• [Problem to work on]
All of the material below is to be retyped exactly.

• [Stored records]
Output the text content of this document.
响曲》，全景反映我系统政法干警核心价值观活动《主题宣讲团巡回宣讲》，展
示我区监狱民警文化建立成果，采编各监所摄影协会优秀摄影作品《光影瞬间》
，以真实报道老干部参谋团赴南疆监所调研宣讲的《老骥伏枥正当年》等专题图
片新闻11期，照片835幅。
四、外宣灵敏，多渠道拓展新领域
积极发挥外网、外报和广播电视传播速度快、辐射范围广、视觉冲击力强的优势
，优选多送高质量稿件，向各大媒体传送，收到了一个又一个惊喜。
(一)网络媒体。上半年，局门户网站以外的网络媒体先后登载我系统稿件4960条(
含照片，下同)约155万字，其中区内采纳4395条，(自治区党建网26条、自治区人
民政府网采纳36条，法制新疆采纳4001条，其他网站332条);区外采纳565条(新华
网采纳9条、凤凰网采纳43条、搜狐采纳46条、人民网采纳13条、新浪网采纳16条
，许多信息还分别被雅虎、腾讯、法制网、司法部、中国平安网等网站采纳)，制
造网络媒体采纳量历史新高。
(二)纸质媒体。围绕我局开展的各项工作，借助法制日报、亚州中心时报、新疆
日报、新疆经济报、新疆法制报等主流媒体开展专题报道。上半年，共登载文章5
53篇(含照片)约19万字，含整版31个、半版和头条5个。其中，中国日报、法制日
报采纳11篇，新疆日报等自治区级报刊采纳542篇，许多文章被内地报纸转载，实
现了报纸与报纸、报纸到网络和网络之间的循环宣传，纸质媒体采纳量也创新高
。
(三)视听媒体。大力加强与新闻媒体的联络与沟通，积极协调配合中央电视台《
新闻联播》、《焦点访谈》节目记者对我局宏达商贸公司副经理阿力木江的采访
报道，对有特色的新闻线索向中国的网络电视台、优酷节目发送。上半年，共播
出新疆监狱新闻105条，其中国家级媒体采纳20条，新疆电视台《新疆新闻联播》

• [Reply]
Output the text content of this document.
响曲》，全景反映我系统政法干警核心价值观活动《主题宣讲团巡回宣讲》，展
示我区监狱民警文化建立成果，采编各监所摄影协会优秀摄影作品《光影瞬间》
，以真实报道老干部参谋团赴南疆监所调研宣讲的《老骥伏枥正当年》等专题图
片新闻11期，照片835幅。
四、外宣灵敏，多渠道拓展新领域
积极发挥外网、外报和广播电视传播速度快、辐射范围广、视觉冲击力强的优势
，优选多送高质量稿件，向各大媒体传送，收到了一个又一个惊喜。
(一)网络媒体。上半年，局门户网站以外的网络媒体先后登载我系统稿件4960条(
含照片，下同)约155万字，其中区内采纳4395条，(自治区党建网26条、自治区人
民政府网采纳36条，法制新疆采纳4001条，其他网站332条);区外采纳565条(新华
网采纳9条、凤凰网采纳43条、搜狐采纳46条、人民网采纳13条、新浪网采纳16条
，许多信息还分别被雅虎、腾讯、法制网、司法部、中国平安网等网站采纳)，制
造网络媒体采纳量历史新高。
(二)纸质媒体。围绕我局开展的各项工作，借助法制日报、亚州中心时报、新疆
日报、新疆经济报、新疆法制报等主流媒体开展专题报道。上半年，共登载文章5
53篇(含照片)约19万字，含整版31个、半版和头条5个。其中，中国日报、法制日
报采纳11篇，新疆日报等自治区级报刊采纳542篇，许多文章被内地报纸转载，实
现了报纸与报纸、报纸到网络和网络之间的循环宣传，纸质媒体采纳量也创新高
。
(三)视听媒体。大力加强与新闻媒体的联络与沟通，积极协调配合中央电视台《
新闻联播》、《焦点访谈》节目记者对我局宏达商贸公司副经理阿力木江的采访
报道，对有特色的新闻线索向中国的网络电视台、优酷节目发送。上半年，共播
出新疆监狱新闻105条，其中国家级媒体采纳20条，新疆电视台《新疆新闻联播》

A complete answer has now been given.